Written exercise: Copy out each line in the material below that has the word "fourgon".

# start of Task inputs

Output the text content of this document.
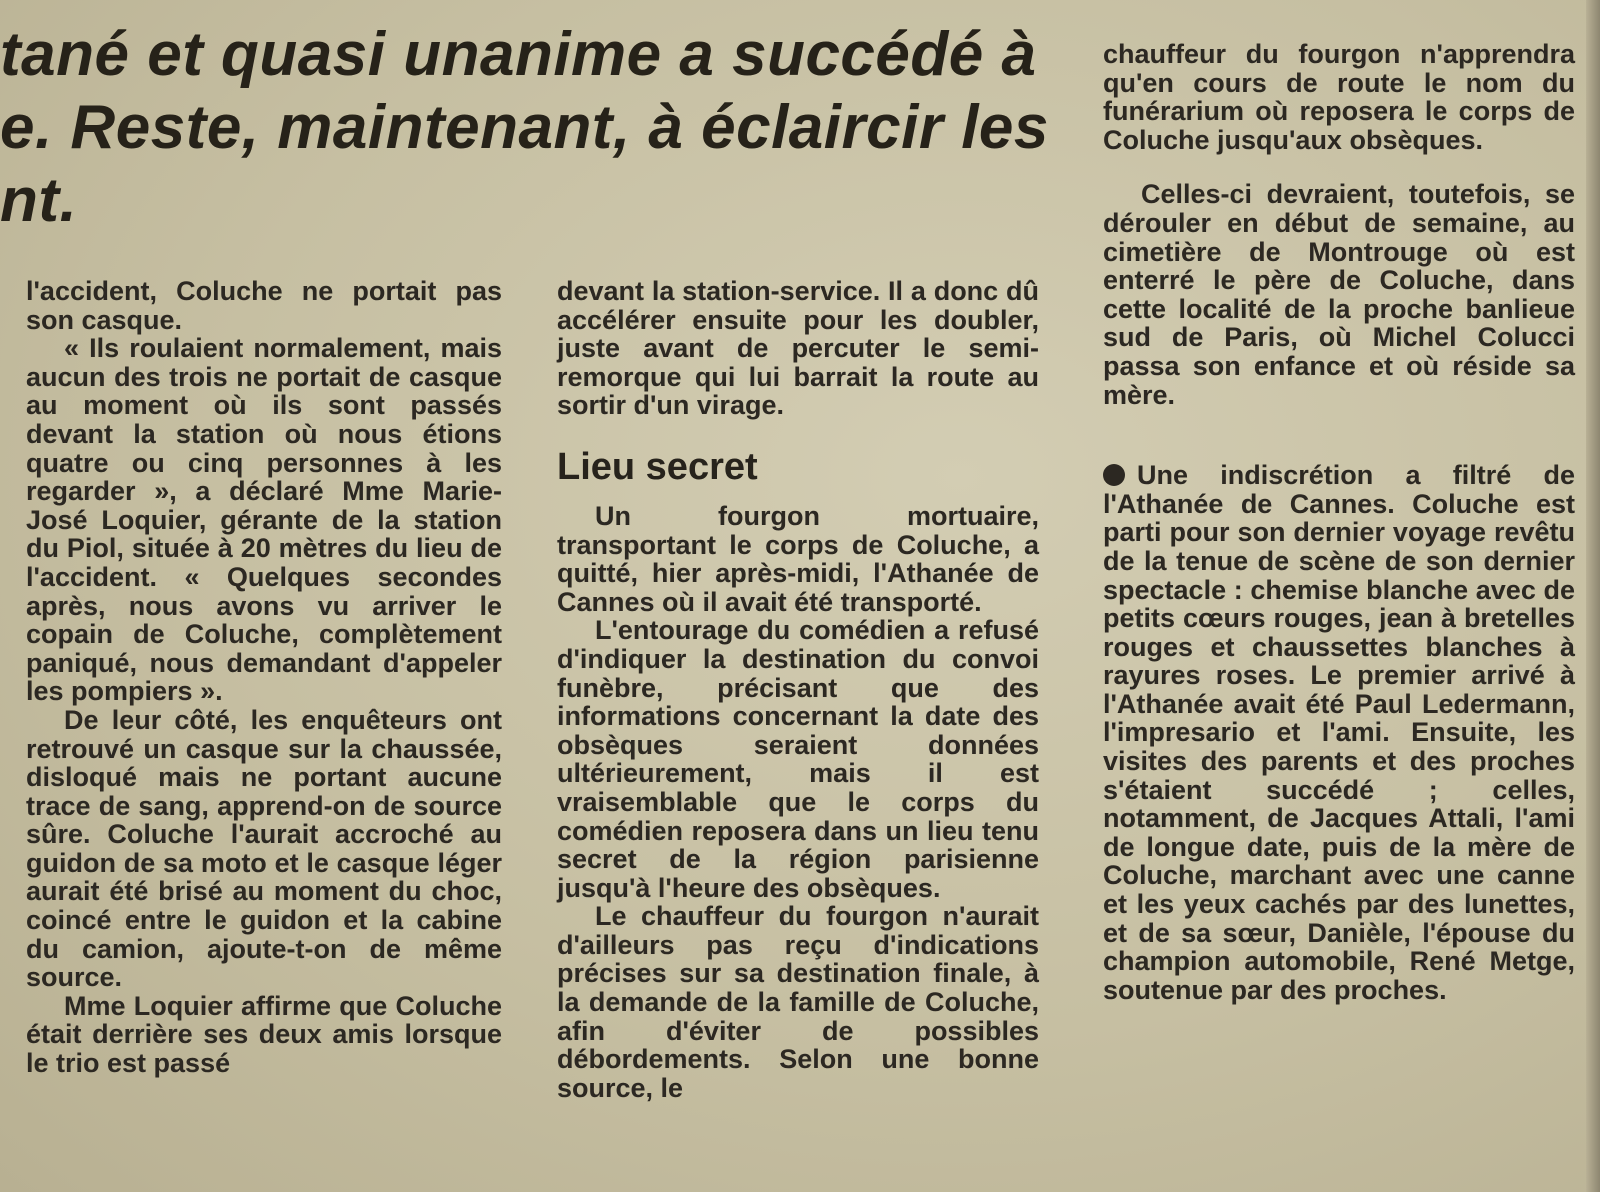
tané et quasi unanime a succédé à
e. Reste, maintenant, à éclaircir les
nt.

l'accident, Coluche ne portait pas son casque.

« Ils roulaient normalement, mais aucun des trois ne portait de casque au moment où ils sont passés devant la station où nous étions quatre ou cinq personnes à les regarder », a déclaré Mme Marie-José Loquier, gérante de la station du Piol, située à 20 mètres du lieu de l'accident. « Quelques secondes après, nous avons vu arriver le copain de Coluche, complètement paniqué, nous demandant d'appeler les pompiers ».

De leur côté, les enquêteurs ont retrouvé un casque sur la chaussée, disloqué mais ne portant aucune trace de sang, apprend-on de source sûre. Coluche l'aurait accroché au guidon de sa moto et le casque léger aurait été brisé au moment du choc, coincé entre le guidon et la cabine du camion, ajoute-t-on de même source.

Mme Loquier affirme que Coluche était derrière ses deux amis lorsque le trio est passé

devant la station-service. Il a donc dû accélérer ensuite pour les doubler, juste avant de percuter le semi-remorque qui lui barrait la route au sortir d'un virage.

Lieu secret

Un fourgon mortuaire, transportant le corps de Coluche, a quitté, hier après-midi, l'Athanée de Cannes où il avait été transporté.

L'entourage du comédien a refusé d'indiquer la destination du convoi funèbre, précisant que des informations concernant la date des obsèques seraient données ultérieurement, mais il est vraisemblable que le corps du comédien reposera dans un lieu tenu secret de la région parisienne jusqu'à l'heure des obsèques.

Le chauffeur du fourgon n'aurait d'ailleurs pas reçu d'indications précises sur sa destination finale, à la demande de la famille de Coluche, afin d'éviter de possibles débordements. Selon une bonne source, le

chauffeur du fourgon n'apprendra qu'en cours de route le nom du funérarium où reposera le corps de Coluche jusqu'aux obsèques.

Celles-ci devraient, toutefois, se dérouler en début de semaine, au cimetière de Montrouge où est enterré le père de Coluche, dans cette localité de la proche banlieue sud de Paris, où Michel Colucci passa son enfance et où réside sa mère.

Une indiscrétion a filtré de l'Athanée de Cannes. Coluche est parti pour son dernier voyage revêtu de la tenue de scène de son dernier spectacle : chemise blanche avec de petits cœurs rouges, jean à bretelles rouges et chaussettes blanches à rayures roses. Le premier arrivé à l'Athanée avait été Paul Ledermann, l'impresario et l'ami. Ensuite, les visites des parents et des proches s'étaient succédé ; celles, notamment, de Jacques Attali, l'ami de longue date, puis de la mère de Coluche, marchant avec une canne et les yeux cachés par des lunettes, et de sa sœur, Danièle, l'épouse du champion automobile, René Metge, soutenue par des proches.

# end of Task inputs

Task output:
Un fourgon mortuaire, transportant le corps de Coluche, a quitté, hier après-midi, l'Athanée de Cannes où il avait été transporté.
Le chauffeur du fourgon n'aurait d'ailleurs pas reçu d'indications précises sur sa destination finale, à la demande de la famille de Coluche, afin d'éviter de possibles débordements. Selon une bonne source, le
chauffeur du fourgon n'apprendra qu'en cours de route le nom du funérarium où reposera le corps de Coluche jusqu'aux obsèques.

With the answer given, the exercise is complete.